Chart and figure data:
□ □ □ □ □ □ □

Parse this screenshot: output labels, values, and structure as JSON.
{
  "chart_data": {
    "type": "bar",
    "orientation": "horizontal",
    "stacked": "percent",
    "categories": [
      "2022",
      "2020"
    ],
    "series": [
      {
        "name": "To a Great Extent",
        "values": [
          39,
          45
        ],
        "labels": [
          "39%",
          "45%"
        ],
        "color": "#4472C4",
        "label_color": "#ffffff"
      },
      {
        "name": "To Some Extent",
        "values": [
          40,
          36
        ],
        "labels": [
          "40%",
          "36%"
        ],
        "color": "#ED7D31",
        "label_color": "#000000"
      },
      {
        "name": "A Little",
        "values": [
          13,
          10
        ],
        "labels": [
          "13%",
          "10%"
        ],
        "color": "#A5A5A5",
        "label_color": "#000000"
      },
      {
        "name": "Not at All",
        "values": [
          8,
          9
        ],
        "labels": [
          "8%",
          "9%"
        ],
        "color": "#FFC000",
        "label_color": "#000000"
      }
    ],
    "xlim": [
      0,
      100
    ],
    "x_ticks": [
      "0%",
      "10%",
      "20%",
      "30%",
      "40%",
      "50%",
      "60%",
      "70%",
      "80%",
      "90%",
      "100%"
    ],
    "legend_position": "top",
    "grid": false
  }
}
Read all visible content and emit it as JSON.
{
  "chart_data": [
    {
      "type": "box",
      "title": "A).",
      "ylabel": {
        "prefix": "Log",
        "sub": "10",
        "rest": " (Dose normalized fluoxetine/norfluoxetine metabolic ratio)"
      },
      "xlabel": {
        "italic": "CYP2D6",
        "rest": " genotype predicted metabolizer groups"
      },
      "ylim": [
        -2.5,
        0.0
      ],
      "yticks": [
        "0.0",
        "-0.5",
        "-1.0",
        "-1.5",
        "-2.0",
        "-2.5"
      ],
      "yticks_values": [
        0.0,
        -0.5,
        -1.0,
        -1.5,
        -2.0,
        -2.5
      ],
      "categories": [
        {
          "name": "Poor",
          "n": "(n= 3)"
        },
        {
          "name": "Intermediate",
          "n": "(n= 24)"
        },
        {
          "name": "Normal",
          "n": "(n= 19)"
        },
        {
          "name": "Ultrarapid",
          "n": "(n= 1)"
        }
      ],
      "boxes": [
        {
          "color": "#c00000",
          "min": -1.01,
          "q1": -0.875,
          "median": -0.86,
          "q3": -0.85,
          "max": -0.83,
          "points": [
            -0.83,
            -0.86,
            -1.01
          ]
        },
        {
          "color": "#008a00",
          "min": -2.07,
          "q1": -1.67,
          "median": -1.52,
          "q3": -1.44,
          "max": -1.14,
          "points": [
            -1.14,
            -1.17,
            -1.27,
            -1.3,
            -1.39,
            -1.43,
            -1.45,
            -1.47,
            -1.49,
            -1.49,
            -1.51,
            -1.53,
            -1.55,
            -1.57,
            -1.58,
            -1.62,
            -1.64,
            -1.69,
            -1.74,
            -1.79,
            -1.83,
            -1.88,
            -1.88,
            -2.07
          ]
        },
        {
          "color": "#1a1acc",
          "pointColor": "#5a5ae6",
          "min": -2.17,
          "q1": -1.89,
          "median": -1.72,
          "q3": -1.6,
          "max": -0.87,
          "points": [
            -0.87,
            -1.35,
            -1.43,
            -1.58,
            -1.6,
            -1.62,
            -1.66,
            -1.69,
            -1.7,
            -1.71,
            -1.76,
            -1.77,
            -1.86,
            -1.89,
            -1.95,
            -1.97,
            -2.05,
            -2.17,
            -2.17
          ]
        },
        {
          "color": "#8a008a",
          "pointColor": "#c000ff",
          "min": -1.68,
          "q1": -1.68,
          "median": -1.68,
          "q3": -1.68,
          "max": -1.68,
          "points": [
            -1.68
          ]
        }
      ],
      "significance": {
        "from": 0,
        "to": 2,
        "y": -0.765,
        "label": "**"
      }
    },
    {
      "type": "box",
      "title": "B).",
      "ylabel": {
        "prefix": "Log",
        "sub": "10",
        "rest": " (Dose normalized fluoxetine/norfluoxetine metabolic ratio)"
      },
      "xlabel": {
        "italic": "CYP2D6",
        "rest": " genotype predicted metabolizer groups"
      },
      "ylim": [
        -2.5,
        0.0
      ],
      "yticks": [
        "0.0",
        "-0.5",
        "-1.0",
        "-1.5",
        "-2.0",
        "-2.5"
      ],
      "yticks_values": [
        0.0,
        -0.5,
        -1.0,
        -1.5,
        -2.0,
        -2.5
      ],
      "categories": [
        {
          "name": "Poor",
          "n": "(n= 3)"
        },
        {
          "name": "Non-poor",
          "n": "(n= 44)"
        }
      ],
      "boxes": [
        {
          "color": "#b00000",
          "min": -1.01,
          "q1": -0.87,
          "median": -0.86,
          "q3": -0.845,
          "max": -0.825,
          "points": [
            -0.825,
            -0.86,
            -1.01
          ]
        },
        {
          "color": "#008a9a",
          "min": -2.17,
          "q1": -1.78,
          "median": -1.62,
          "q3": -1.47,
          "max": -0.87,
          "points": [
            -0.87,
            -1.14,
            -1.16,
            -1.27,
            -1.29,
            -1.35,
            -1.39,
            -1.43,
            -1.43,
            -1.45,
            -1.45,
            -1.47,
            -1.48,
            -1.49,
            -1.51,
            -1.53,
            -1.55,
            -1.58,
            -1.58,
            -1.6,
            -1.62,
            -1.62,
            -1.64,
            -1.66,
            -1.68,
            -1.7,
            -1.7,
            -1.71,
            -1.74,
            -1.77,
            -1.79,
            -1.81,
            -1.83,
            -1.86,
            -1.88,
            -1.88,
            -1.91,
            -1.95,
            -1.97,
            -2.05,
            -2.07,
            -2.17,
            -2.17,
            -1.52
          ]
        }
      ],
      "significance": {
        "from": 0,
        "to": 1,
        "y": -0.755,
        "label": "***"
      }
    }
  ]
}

□ □ □ □ □ □ □

**WHAT TO DO**: Extract the data exactly as given.

**SOLUTION TO THIS PROBLEM**:
Parse this screenshot: output labels, values, and structure as JSON.
{
  "chart_data": {
    "type": "bar",
    "orientation": "horizontal",
    "stacked": "percent",
    "categories": [
      "2022",
      "2020"
    ],
    "series": [
      {
        "name": "To a Great Extent",
        "values": [
          39,
          45
        ],
        "labels": [
          "39%",
          "45%"
        ],
        "color": "#4472C4",
        "label_color": "#ffffff"
      },
      {
        "name": "To Some Extent",
        "values": [
          40,
          36
        ],
        "labels": [
          "40%",
          "36%"
        ],
        "color": "#ED7D31",
        "label_color": "#000000"
      },
      {
        "name": "A Little",
        "values": [
          13,
          10
        ],
        "labels": [
          "13%",
          "10%"
        ],
        "color": "#A5A5A5",
        "label_color": "#000000"
      },
      {
        "name": "Not at All",
        "values": [
          8,
          9
        ],
        "labels": [
          "8%",
          "9%"
        ],
        "color": "#FFC000",
        "label_color": "#000000"
      }
    ],
    "xlim": [
      0,
      100
    ],
    "x_ticks": [
      "0%",
      "10%",
      "20%",
      "30%",
      "40%",
      "50%",
      "60%",
      "70%",
      "80%",
      "90%",
      "100%"
    ],
    "legend_position": "top",
    "grid": false
  }
}
Read all visible content and emit it as JSON.
{
  "chart_data": [
    {
      "type": "box",
      "title": "A).",
      "ylabel": {
        "prefix": "Log",
        "sub": "10",
        "rest": " (Dose normalized fluoxetine/norfluoxetine metabolic ratio)"
      },
      "xlabel": {
        "italic": "CYP2D6",
        "rest": " genotype predicted metabolizer groups"
      },
      "ylim": [
        -2.5,
        0.0
      ],
      "yticks": [
        "0.0",
        "-0.5",
        "-1.0",
        "-1.5",
        "-2.0",
        "-2.5"
      ],
      "yticks_values": [
        0.0,
        -0.5,
        -1.0,
        -1.5,
        -2.0,
        -2.5
      ],
      "categories": [
        {
          "name": "Poor",
          "n": "(n= 3)"
        },
        {
          "name": "Intermediate",
          "n": "(n= 24)"
        },
        {
          "name": "Normal",
          "n": "(n= 19)"
        },
        {
          "name": "Ultrarapid",
          "n": "(n= 1)"
        }
      ],
      "boxes": [
        {
          "color": "#c00000",
          "min": -1.01,
          "q1": -0.875,
          "median": -0.86,
          "q3": -0.85,
          "max": -0.83,
          "points": [
            -0.83,
            -0.86,
            -1.01
          ]
        },
        {
          "color": "#008a00",
          "min": -2.07,
          "q1": -1.67,
          "median": -1.52,
          "q3": -1.44,
          "max": -1.14,
          "points": [
            -1.14,
            -1.17,
            -1.27,
            -1.3,
            -1.39,
            -1.43,
            -1.45,
            -1.47,
            -1.49,
            -1.49,
            -1.51,
            -1.53,
            -1.55,
            -1.57,
            -1.58,
            -1.62,
            -1.64,
            -1.69,
            -1.74,
            -1.79,
            -1.83,
            -1.88,
            -1.88,
            -2.07
          ]
        },
        {
          "color": "#1a1acc",
          "pointColor": "#5a5ae6",
          "min": -2.17,
          "q1": -1.89,
          "median": -1.72,
          "q3": -1.6,
          "max": -0.87,
          "points": [
            -0.87,
            -1.35,
            -1.43,
            -1.58,
            -1.6,
            -1.62,
            -1.66,
            -1.69,
            -1.7,
            -1.71,
            -1.76,
            -1.77,
            -1.86,
            -1.89,
            -1.95,
            -1.97,
            -2.05,
            -2.17,
            -2.17
          ]
        },
        {
          "color": "#8a008a",
          "pointColor": "#c000ff",
          "min": -1.68,
          "q1": -1.68,
          "median": -1.68,
          "q3": -1.68,
          "max": -1.68,
          "points": [
            -1.68
          ]
        }
      ],
      "significance": {
        "from": 0,
        "to": 2,
        "y": -0.765,
        "label": "**"
      }
    },
    {
      "type": "box",
      "title": "B).",
      "ylabel": {
        "prefix": "Log",
        "sub": "10",
        "rest": " (Dose normalized fluoxetine/norfluoxetine metabolic ratio)"
      },
      "xlabel": {
        "italic": "CYP2D6",
        "rest": " genotype predicted metabolizer groups"
      },
      "ylim": [
        -2.5,
        0.0
      ],
      "yticks": [
        "0.0",
        "-0.5",
        "-1.0",
        "-1.5",
        "-2.0",
        "-2.5"
      ],
      "yticks_values": [
        0.0,
        -0.5,
        -1.0,
        -1.5,
        -2.0,
        -2.5
      ],
      "categories": [
        {
          "name": "Poor",
          "n": "(n= 3)"
        },
        {
          "name": "Non-poor",
          "n": "(n= 44)"
        }
      ],
      "boxes": [
        {
          "color": "#b00000",
          "min": -1.01,
          "q1": -0.87,
          "median": -0.86,
          "q3": -0.845,
          "max": -0.825,
          "points": [
            -0.825,
            -0.86,
            -1.01
          ]
        },
        {
          "color": "#008a9a",
          "min": -2.17,
          "q1": -1.78,
          "median": -1.62,
          "q3": -1.47,
          "max": -0.87,
          "points": [
            -0.87,
            -1.14,
            -1.16,
            -1.27,
            -1.29,
            -1.35,
            -1.39,
            -1.43,
            -1.43,
            -1.45,
            -1.45,
            -1.47,
            -1.48,
            -1.49,
            -1.51,
            -1.53,
            -1.55,
            -1.58,
            -1.58,
            -1.6,
            -1.62,
            -1.62,
            -1.64,
            -1.66,
            -1.68,
            -1.7,
            -1.7,
            -1.71,
            -1.74,
            -1.77,
            -1.79,
            -1.81,
            -1.83,
            -1.86,
            -1.88,
            -1.88,
            -1.91,
            -1.95,
            -1.97,
            -2.05,
            -2.07,
            -2.17,
            -2.17,
            -1.52
          ]
        }
      ],
      "significance": {
        "from": 0,
        "to": 1,
        "y": -0.755,
        "label": "***"
      }
    }
  ]
}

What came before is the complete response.